Source data:
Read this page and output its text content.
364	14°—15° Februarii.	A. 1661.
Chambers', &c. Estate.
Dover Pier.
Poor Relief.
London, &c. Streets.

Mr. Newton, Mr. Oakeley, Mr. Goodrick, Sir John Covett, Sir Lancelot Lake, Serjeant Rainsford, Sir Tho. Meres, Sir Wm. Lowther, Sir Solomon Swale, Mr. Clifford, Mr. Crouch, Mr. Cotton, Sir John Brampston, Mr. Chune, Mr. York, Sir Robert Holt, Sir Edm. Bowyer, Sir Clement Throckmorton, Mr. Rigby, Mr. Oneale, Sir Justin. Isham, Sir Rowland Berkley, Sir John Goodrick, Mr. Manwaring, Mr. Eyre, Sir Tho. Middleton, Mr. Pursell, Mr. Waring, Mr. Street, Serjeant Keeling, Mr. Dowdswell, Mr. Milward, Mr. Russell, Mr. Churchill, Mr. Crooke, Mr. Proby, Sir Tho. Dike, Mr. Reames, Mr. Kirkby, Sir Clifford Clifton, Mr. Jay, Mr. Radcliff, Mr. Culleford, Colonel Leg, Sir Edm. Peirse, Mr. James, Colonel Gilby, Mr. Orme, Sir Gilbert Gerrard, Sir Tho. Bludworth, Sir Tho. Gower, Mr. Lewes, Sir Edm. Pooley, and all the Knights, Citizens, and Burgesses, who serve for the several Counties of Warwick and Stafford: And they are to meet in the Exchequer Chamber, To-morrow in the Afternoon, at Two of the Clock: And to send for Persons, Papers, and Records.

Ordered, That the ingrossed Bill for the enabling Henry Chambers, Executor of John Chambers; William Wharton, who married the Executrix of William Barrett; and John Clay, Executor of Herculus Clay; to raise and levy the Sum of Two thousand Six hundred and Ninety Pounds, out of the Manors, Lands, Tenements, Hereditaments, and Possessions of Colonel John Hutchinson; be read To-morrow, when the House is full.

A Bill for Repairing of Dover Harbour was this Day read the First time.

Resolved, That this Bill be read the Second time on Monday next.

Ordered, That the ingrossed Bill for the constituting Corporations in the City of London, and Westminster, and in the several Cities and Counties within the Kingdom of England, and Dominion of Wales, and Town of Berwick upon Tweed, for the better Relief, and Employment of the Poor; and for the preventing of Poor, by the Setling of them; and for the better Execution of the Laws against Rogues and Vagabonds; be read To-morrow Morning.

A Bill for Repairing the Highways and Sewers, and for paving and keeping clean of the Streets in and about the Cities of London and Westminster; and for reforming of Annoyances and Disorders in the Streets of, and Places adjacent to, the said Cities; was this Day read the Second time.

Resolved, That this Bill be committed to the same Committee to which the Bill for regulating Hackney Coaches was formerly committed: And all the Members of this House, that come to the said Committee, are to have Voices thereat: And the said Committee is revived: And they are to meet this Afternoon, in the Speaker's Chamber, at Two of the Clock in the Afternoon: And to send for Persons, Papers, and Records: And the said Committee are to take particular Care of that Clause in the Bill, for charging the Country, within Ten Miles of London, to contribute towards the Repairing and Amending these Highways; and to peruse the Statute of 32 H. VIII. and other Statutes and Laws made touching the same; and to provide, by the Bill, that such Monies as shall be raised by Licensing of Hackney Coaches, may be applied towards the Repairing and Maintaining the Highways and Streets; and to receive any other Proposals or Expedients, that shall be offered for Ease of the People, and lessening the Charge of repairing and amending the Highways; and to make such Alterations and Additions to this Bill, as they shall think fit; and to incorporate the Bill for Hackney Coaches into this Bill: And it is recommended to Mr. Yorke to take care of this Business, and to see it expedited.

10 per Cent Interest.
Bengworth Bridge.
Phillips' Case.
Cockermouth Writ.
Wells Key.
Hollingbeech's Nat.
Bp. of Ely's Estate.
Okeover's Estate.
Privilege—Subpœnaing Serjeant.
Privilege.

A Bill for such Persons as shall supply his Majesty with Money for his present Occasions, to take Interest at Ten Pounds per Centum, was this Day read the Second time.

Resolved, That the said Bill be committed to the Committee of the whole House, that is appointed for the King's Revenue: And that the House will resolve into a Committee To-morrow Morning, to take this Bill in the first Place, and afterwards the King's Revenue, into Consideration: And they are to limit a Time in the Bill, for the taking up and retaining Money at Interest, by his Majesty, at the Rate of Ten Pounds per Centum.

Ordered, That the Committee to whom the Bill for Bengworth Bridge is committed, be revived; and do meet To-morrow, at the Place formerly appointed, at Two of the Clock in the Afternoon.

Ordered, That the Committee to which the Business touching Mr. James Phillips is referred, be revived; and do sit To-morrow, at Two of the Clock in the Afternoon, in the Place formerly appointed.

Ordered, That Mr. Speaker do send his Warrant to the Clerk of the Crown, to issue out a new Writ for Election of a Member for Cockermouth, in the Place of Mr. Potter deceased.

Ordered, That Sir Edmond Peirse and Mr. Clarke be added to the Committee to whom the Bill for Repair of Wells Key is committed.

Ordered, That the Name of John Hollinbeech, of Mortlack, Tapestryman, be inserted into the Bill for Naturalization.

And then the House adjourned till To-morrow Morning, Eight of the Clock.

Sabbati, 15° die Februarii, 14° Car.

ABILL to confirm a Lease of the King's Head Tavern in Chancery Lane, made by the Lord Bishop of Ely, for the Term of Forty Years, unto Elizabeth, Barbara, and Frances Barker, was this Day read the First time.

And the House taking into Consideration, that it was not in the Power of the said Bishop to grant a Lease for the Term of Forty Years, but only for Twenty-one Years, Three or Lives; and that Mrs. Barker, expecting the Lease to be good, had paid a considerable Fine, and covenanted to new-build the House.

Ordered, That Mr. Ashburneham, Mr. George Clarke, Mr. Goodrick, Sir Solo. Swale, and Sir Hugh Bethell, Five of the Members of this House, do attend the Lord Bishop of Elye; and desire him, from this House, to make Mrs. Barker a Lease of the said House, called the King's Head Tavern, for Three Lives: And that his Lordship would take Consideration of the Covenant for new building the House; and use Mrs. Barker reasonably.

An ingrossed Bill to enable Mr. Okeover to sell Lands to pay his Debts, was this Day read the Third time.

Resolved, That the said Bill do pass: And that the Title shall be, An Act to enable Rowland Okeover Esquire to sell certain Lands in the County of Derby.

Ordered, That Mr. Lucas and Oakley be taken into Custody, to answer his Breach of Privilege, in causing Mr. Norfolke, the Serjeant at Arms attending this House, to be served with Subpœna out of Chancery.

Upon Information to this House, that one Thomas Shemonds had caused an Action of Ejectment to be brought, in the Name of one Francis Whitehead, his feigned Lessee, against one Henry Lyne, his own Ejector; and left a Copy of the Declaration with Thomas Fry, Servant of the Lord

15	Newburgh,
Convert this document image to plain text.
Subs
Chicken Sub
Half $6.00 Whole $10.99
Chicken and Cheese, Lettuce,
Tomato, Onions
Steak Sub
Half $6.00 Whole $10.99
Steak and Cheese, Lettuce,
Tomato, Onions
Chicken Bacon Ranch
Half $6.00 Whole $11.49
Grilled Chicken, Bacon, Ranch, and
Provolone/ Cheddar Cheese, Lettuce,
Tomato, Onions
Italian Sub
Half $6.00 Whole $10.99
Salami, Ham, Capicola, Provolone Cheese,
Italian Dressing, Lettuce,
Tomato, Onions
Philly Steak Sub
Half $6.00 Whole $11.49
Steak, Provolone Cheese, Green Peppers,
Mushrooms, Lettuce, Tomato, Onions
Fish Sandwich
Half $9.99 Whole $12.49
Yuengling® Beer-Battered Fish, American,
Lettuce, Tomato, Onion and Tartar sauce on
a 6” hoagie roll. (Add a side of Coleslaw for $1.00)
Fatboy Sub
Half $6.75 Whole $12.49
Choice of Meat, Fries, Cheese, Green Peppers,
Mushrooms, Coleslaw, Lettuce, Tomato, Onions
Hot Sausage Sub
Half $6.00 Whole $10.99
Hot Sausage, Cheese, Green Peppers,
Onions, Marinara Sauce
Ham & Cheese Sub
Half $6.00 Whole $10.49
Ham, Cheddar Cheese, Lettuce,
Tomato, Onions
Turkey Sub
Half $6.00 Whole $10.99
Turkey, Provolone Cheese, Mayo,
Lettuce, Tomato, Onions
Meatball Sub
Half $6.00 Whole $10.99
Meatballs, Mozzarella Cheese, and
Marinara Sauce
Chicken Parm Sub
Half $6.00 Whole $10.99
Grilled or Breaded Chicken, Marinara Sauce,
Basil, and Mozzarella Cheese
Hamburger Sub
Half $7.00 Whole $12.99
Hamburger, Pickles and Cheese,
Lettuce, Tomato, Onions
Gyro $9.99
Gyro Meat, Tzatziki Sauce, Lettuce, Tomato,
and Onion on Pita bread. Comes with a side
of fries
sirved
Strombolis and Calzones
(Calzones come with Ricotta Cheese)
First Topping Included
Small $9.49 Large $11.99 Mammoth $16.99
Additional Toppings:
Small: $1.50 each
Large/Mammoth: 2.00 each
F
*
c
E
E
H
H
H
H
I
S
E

■ **WHAT THIS TASK INVOLVES**
Count the lines in the entries that hold the word "Phillips", and give nothing but the total.

■ **TASK ANSWER**
2